DIRECTIONS —
Every line of the records below that holds the word "corpuscular" should be copied out.

Items from a figure collection
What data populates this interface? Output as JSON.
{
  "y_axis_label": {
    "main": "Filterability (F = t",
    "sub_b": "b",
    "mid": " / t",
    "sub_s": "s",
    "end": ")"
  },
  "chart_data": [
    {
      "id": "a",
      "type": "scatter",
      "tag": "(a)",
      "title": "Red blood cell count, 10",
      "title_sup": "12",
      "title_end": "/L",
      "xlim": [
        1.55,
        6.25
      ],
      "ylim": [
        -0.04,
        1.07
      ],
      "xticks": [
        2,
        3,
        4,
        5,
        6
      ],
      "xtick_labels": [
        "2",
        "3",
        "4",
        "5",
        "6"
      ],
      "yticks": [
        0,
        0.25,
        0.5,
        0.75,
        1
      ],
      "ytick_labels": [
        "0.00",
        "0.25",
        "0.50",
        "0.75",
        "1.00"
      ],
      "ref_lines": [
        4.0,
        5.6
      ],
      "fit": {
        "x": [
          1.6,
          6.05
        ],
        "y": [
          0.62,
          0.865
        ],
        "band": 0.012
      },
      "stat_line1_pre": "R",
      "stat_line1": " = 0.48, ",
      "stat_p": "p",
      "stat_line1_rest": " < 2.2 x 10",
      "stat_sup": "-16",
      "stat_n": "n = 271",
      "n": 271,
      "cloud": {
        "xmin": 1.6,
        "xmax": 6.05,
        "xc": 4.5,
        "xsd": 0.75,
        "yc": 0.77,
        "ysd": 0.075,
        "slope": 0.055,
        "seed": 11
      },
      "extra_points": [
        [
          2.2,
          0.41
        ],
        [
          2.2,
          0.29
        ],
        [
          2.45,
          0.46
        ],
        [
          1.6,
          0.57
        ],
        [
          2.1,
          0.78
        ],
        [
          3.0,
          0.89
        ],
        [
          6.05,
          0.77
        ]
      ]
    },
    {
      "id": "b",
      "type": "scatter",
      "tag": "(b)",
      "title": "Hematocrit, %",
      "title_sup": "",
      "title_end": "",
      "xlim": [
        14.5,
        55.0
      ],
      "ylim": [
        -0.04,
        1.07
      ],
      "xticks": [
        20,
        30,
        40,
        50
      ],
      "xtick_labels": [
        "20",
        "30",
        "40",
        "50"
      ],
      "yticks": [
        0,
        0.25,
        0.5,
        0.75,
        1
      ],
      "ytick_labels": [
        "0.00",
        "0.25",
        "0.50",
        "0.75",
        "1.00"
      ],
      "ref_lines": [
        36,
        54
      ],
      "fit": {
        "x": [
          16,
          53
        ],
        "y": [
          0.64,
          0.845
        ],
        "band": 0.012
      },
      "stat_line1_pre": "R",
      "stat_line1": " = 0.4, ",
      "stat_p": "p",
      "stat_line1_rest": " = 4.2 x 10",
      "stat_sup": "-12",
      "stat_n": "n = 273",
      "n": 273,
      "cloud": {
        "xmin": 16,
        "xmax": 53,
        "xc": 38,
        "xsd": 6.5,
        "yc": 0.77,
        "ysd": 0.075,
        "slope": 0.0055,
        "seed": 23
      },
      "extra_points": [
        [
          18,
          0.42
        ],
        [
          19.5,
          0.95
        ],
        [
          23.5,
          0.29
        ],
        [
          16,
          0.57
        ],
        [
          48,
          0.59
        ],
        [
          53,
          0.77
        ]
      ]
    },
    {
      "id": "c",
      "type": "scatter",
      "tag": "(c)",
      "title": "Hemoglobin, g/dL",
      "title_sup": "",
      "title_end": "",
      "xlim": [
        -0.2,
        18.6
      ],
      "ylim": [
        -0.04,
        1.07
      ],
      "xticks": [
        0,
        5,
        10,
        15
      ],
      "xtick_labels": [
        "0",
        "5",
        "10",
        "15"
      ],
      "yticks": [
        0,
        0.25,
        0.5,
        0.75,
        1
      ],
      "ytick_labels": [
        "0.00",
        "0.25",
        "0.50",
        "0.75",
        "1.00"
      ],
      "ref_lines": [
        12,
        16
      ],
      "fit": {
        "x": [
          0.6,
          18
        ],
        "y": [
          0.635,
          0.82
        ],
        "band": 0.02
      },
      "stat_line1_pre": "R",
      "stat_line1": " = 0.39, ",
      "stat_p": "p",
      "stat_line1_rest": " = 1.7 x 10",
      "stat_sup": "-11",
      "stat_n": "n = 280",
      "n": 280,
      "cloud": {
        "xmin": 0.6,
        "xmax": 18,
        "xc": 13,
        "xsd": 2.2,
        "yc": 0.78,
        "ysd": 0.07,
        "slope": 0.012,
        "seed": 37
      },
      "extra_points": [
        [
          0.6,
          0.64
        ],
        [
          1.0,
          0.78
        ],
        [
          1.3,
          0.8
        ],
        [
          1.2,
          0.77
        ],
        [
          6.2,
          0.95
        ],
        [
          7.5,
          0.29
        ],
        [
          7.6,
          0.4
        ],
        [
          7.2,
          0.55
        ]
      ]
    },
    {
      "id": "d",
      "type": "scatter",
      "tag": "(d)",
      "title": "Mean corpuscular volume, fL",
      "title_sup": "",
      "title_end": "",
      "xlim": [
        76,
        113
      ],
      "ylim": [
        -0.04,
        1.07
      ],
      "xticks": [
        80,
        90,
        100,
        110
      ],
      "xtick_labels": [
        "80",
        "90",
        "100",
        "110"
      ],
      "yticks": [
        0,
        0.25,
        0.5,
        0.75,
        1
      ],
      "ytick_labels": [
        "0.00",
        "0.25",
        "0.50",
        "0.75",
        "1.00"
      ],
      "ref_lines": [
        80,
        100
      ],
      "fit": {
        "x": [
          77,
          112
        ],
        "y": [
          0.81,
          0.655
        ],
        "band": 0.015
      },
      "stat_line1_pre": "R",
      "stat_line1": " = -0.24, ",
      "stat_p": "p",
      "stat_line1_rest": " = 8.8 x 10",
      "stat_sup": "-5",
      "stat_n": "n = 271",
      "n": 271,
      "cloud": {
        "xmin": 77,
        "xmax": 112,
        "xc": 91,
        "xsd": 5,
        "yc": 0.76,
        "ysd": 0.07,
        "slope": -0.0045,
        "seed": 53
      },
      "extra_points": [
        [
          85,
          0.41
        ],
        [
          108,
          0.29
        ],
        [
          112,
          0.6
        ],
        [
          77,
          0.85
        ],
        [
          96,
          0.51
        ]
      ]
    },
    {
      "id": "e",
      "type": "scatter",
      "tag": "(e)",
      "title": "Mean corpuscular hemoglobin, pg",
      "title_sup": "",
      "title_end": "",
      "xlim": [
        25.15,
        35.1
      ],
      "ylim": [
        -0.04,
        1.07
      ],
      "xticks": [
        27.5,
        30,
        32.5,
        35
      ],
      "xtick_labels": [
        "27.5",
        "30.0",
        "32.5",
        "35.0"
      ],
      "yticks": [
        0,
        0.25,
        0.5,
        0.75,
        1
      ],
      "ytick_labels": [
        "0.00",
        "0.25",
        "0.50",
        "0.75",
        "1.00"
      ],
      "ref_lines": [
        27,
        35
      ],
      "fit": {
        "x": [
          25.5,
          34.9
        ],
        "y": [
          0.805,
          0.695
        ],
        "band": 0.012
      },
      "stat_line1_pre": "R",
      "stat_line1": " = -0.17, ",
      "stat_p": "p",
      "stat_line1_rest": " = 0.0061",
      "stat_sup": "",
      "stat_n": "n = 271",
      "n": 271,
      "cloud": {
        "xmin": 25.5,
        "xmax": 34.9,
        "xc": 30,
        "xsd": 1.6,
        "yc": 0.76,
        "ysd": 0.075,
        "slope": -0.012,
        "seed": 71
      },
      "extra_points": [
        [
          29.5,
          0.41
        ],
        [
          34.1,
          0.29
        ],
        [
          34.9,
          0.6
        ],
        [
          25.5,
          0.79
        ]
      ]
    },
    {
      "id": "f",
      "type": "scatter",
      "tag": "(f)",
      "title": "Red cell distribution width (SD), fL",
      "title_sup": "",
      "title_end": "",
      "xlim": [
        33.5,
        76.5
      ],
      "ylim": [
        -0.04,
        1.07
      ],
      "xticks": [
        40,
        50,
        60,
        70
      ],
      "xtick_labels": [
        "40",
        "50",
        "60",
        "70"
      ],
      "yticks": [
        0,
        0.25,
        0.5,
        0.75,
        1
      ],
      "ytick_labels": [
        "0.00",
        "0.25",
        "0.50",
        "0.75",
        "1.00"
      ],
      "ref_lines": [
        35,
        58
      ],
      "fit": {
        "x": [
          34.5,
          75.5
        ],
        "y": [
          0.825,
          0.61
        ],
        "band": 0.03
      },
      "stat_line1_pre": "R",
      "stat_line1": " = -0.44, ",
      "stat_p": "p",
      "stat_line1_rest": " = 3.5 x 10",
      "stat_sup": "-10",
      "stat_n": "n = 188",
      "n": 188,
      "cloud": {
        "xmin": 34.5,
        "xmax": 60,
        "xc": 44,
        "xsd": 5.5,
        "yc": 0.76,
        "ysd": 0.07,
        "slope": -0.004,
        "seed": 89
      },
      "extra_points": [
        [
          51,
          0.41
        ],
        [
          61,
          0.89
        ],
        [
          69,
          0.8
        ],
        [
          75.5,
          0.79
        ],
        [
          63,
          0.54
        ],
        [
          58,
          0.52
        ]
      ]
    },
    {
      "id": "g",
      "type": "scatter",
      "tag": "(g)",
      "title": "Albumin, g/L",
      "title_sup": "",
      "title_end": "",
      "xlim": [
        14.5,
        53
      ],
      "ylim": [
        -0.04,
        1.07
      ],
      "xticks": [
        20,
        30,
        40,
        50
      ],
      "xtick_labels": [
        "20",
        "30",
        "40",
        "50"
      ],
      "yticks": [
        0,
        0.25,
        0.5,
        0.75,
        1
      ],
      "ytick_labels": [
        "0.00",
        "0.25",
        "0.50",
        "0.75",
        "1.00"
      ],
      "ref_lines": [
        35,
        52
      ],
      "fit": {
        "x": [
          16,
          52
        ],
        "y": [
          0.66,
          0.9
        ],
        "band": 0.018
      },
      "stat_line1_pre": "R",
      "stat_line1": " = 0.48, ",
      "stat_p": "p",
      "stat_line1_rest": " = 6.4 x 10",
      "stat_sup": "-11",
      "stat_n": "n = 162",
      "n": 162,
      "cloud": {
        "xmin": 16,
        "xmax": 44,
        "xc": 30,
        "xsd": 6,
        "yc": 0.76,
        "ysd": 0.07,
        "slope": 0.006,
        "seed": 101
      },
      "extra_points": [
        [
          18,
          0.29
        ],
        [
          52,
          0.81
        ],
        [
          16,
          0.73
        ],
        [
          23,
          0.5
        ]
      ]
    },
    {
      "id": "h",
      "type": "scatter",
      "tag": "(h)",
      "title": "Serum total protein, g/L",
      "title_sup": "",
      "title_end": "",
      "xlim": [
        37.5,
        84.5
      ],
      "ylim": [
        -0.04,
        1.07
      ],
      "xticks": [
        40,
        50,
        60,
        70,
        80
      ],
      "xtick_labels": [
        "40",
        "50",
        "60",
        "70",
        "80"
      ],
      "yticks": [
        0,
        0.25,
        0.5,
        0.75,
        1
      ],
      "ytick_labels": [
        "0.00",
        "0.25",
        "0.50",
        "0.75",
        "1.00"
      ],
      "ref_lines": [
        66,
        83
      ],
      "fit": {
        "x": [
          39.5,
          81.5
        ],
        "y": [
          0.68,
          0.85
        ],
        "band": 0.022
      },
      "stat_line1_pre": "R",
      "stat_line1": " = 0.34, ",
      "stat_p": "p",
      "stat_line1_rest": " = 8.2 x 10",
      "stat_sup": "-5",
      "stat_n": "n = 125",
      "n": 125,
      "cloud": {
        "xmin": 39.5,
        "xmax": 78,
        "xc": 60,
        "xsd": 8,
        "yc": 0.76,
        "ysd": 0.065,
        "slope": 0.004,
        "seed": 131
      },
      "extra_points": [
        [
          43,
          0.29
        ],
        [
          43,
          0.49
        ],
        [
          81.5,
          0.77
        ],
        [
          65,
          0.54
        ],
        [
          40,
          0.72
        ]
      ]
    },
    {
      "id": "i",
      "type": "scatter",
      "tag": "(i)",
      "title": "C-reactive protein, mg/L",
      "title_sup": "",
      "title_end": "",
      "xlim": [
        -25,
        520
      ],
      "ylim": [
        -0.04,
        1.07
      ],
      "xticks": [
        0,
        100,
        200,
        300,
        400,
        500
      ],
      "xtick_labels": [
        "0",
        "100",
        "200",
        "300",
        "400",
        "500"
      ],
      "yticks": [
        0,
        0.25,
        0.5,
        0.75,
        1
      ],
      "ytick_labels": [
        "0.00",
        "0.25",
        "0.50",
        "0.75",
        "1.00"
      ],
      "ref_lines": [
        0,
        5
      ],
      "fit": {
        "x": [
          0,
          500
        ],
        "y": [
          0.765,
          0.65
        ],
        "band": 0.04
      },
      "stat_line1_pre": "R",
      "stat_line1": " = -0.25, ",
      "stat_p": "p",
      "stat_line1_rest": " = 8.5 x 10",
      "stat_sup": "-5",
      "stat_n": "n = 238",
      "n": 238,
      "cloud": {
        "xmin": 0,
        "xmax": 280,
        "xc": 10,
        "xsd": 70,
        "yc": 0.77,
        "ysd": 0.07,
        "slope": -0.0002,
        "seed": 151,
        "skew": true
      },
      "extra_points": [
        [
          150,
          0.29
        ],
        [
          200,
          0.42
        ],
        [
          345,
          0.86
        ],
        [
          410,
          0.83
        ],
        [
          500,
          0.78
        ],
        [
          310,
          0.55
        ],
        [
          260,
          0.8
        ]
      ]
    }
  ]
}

EXERCISE RESPONSE —
      "title": "Mean corpuscular volume, fL",
      "title": "Mean corpuscular hemoglobin, pg",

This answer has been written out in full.